Stored items ->

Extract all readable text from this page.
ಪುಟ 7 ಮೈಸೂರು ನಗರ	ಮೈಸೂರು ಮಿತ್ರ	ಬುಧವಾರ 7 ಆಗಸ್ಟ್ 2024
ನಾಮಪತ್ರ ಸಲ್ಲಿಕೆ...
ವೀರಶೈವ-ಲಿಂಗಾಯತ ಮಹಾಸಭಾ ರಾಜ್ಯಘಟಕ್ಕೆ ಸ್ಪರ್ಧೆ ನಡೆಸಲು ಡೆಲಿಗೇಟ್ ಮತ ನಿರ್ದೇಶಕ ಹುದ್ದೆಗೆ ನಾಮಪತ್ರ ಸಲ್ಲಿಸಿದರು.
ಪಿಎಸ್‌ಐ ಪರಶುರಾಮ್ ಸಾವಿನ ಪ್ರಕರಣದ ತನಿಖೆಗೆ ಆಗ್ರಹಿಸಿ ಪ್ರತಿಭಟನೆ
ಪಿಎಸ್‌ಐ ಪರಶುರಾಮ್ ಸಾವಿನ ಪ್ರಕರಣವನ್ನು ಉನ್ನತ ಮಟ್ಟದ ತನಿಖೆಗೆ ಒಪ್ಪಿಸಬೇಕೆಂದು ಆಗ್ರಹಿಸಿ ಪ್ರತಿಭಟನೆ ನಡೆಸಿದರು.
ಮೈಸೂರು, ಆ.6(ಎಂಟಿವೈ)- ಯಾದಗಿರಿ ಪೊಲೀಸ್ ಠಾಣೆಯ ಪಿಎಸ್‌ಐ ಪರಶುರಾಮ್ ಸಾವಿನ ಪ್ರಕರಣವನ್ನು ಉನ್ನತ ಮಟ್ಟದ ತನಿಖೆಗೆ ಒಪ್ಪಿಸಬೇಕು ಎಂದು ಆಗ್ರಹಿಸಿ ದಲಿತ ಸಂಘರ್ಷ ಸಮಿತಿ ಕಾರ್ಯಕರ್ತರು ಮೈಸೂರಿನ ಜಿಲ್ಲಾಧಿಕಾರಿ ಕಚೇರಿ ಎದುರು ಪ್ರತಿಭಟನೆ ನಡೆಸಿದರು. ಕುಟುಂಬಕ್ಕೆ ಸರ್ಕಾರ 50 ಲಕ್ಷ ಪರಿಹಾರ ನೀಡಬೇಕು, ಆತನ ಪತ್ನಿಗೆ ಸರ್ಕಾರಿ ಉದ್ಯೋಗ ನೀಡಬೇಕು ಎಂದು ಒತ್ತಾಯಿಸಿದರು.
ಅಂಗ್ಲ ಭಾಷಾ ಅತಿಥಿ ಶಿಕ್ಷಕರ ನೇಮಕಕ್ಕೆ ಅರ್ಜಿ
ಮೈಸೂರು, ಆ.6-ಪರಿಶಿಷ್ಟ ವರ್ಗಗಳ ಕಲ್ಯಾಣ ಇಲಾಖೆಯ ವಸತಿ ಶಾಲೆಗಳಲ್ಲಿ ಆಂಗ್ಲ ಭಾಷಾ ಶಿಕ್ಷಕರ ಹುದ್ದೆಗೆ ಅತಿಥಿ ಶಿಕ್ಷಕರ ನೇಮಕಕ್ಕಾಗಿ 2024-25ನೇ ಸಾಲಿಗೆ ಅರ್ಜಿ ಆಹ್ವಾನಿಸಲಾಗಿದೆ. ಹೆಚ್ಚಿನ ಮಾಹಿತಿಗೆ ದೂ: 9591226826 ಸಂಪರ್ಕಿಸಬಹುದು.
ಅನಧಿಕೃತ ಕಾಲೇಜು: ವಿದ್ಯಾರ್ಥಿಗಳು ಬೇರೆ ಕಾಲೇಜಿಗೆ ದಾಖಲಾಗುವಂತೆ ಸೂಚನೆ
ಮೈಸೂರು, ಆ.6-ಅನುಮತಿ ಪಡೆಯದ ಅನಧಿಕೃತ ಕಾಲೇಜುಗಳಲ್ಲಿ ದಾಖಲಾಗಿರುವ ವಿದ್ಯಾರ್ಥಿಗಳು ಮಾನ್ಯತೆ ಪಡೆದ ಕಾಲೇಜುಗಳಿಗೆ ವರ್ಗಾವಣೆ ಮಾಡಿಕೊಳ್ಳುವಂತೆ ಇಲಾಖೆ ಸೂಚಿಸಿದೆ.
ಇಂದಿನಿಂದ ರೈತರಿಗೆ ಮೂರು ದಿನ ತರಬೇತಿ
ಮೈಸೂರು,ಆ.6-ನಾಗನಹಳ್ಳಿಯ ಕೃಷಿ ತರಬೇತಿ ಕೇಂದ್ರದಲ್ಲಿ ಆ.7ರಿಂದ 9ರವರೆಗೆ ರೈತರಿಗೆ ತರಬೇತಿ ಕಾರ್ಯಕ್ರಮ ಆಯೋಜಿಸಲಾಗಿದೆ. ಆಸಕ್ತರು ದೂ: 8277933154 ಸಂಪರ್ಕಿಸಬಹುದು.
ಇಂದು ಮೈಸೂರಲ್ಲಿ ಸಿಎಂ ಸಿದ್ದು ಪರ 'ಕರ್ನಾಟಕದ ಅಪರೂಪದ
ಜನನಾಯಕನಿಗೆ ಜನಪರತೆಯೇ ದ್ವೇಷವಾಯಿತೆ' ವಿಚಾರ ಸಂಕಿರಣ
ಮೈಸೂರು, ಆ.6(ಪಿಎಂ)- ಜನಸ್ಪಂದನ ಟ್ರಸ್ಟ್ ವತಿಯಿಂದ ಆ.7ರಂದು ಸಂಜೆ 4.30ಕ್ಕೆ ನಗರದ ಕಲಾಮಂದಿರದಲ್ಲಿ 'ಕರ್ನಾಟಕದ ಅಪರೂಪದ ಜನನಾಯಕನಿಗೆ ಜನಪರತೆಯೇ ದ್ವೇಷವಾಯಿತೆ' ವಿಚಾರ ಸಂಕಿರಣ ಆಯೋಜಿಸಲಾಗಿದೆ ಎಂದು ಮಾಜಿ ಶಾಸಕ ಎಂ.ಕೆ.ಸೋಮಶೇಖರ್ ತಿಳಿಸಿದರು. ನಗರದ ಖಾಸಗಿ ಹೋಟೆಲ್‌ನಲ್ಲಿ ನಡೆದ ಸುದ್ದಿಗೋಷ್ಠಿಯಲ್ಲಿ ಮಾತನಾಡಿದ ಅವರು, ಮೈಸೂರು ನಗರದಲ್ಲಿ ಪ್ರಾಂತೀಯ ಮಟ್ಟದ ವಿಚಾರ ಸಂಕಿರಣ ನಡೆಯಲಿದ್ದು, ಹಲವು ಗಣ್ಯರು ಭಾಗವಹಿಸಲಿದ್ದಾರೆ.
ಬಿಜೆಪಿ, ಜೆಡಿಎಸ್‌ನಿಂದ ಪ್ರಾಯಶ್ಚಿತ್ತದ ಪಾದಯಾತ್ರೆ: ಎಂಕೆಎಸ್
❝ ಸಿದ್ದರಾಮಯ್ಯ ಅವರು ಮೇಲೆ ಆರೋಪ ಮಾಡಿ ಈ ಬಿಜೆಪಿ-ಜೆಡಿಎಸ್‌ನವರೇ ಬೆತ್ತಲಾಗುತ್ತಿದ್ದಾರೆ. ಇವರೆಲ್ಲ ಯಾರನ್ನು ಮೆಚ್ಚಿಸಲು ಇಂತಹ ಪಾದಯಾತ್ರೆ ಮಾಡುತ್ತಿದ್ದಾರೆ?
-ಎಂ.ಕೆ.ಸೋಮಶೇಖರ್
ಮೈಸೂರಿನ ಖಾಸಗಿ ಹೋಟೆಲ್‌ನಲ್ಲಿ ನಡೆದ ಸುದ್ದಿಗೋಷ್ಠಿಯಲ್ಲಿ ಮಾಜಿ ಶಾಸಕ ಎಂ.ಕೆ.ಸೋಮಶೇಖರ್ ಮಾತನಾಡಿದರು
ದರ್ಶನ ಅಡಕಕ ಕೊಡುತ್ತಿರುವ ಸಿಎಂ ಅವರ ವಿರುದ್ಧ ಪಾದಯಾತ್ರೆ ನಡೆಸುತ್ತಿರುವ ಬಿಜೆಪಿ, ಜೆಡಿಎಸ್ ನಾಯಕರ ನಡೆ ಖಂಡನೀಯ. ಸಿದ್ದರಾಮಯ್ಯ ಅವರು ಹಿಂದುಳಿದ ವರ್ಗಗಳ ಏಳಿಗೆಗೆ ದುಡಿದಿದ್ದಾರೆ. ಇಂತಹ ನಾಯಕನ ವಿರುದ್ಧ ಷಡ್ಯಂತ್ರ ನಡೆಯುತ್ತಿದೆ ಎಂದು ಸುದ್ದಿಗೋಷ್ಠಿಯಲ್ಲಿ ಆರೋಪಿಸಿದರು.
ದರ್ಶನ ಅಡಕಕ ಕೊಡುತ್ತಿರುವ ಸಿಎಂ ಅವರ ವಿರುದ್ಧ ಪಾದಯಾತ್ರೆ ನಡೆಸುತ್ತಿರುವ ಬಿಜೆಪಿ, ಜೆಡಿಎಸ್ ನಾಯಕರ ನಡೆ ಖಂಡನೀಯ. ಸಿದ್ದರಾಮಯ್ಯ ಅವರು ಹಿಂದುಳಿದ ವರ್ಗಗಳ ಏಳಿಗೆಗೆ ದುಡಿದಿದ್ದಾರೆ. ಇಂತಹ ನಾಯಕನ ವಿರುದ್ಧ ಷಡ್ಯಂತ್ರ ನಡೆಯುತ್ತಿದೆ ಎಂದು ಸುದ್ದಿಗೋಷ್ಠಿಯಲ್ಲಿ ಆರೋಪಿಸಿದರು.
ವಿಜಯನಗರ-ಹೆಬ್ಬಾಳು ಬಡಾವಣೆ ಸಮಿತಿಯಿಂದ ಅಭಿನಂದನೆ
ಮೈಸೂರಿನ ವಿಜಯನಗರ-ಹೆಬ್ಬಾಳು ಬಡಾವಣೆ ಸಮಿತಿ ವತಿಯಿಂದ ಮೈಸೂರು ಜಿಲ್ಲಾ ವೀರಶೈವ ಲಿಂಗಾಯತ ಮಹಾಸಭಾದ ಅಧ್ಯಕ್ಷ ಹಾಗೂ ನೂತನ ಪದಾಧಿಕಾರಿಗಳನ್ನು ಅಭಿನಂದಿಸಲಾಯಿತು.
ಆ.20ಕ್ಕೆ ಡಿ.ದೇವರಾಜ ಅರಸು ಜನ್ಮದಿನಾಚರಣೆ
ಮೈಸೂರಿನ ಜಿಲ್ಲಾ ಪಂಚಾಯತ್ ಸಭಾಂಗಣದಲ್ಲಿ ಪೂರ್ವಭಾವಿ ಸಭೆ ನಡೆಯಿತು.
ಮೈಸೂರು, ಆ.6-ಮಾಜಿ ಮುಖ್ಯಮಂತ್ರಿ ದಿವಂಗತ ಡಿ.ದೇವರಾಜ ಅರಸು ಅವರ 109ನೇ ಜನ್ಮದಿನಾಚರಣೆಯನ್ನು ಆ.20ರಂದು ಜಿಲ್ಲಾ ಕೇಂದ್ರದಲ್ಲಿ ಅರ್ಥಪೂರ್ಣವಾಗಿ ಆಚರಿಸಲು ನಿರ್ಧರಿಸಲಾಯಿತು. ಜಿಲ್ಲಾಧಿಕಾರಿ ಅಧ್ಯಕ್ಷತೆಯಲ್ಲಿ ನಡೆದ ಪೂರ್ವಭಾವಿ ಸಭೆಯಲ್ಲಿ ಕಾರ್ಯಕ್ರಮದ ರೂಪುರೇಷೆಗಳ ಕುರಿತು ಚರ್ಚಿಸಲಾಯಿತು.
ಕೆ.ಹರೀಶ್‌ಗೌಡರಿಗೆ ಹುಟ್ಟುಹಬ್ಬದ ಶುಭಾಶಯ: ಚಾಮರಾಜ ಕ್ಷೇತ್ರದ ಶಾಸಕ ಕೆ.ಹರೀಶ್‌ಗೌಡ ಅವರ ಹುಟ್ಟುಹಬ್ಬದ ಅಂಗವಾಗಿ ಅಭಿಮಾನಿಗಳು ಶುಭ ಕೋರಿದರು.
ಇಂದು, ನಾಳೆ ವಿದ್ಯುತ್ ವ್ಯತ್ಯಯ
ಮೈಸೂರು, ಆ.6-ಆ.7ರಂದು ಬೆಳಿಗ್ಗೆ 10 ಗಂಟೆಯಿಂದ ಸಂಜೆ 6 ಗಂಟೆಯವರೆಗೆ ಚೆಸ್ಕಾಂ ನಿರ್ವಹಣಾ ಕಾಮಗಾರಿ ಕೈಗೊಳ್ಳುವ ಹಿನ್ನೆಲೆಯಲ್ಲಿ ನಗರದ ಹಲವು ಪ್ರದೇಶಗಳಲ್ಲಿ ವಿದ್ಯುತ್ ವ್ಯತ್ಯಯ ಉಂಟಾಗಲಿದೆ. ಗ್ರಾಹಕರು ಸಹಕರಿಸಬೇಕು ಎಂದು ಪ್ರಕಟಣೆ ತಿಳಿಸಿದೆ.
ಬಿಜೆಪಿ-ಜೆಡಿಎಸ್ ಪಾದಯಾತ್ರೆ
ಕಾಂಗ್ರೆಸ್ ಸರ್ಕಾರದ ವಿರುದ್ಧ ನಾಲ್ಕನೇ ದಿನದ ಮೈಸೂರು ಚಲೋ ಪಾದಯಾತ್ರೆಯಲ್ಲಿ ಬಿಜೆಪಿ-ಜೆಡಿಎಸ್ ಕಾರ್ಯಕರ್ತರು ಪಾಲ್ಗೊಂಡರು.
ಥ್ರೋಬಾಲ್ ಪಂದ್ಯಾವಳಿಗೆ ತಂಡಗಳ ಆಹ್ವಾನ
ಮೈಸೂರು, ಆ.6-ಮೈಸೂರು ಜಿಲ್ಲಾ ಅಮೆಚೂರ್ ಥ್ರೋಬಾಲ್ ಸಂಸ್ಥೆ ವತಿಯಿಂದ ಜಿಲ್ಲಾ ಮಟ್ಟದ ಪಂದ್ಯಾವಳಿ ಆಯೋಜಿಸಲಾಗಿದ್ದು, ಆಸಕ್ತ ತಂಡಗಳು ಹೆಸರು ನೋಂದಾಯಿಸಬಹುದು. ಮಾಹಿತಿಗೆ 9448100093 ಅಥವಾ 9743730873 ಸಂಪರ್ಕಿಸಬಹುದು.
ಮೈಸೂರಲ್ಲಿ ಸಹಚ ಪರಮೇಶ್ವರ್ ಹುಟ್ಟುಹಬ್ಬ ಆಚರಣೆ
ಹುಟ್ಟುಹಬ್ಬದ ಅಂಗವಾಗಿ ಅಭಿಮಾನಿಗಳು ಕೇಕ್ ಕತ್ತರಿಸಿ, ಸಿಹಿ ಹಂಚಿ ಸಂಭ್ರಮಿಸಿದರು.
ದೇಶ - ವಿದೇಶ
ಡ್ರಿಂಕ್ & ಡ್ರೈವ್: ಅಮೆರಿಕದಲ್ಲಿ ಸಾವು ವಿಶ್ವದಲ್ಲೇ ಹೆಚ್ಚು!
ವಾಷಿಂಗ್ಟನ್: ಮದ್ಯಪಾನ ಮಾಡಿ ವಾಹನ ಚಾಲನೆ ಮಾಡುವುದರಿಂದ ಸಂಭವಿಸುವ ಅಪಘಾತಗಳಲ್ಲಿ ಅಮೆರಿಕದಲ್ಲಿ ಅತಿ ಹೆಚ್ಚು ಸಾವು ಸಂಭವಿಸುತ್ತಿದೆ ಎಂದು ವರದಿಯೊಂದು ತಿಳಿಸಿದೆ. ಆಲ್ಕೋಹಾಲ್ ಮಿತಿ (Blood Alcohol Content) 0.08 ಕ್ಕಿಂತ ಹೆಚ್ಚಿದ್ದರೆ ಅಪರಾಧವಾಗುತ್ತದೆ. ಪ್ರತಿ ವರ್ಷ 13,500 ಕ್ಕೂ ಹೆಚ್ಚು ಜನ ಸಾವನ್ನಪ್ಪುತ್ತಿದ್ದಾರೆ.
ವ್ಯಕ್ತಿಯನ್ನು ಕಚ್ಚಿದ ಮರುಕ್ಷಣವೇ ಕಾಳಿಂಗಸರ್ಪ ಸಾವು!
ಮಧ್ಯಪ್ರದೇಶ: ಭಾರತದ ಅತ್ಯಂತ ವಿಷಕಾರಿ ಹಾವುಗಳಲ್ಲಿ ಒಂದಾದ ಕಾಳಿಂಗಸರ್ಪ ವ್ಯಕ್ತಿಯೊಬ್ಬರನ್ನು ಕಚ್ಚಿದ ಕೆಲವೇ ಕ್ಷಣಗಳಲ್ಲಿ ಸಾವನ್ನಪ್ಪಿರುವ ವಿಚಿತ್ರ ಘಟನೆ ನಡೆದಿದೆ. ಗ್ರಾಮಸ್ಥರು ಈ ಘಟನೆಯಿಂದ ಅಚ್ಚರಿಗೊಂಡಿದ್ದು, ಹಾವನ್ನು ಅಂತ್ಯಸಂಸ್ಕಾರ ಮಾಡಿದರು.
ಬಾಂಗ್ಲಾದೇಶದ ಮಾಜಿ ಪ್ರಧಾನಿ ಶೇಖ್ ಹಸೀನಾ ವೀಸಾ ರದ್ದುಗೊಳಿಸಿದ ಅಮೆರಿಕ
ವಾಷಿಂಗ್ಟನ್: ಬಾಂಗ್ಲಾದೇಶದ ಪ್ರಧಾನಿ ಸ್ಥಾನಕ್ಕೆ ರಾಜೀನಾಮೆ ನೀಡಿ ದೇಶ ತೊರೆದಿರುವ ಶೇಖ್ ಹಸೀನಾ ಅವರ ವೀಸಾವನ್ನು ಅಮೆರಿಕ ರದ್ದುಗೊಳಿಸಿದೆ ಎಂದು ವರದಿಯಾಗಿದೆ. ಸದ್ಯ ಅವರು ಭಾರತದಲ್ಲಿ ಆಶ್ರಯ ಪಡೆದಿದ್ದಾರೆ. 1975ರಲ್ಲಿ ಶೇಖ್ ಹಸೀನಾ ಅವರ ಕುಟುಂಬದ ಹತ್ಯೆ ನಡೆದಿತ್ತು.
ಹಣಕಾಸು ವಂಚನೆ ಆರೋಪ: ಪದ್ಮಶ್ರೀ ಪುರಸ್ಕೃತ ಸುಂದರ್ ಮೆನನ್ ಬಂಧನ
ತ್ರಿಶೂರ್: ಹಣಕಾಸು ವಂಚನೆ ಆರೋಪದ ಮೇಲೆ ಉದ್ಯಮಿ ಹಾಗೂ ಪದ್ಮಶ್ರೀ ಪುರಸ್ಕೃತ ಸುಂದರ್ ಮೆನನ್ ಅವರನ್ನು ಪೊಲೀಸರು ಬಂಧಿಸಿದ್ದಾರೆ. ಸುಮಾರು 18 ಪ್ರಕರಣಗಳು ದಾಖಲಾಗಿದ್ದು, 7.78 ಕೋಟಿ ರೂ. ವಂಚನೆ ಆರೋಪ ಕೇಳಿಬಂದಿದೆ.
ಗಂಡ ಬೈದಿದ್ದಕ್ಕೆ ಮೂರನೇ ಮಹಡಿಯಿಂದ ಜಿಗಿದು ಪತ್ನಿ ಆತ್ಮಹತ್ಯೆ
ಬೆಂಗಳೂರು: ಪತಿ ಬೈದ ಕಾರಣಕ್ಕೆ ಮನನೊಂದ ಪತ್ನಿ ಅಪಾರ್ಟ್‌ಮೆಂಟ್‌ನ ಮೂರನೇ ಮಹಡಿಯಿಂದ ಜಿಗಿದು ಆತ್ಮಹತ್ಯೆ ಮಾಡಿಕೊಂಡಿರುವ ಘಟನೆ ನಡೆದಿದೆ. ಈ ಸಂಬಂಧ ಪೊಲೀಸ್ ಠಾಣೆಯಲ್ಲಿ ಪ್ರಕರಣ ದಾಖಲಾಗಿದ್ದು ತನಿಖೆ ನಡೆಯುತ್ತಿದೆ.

WHAT YOU HAVE TO DO ->
Look through the data above. Copy every line with the string "ಜಯನಗರ" in it.

SOLVED PROBLEM ->
ವಿಜಯನಗರ-ಹೆಬ್ಬಾಳು ಬಡಾವಣೆ ಸಮಿತಿಯಿಂದ ಅಭಿನಂದನೆ
ಮೈಸೂರಿನ ವಿಜಯನಗರ-ಹೆಬ್ಬಾಳು ಬಡಾವಣೆ ಸಮಿತಿ ವತಿಯಿಂದ ಮೈಸೂರು ಜಿಲ್ಲಾ ವೀರಶೈವ ಲಿಂಗಾಯತ ಮಹಾಸಭಾದ ಅಧ್ಯಕ್ಷ ಹಾಗೂ ನೂತನ ಪದಾಧಿಕಾರಿಗಳನ್ನು ಅಭಿನಂದಿಸಲಾಯಿತು.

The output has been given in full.